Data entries
<<<<

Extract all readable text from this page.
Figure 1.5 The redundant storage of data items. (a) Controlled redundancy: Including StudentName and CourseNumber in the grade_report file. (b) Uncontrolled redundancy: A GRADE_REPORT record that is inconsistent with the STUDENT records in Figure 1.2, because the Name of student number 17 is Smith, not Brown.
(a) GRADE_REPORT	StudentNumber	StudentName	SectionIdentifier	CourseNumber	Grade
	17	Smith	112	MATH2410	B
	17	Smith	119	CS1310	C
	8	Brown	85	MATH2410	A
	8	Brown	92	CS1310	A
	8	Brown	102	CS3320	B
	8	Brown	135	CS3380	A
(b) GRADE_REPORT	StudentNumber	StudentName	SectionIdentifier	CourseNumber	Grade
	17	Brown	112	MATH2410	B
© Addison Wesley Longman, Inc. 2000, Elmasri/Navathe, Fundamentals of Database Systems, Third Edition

>>>>

> [DIRECTIONS FOR THIS TASK] Your task is to extract all of the records exactly.

> [EXERCISE RESPONSE]
Extract all readable text from this page.
Figure 1.5 The redundant storage of data items. (a) Controlled redundancy: Including StudentName and CourseNumber in the grade_report file. (b) Uncontrolled redundancy: A GRADE_REPORT record that is inconsistent with the STUDENT records in Figure 1.2, because the Name of student number 17 is Smith, not Brown.
(a) GRADE_REPORT	StudentNumber	StudentName	SectionIdentifier	CourseNumber	Grade
	17	Smith	112	MATH2410	B
	17	Smith	119	CS1310	C
	8	Brown	85	MATH2410	A
	8	Brown	92	CS1310	A
	8	Brown	102	CS3320	B
	8	Brown	135	CS3380	A
(b) GRADE_REPORT	StudentNumber	StudentName	SectionIdentifier	CourseNumber	Grade
	17	Brown	112	MATH2410	B
© Addison Wesley Longman, Inc. 2000, Elmasri/Navathe, Fundamentals of Database Systems, Third Edition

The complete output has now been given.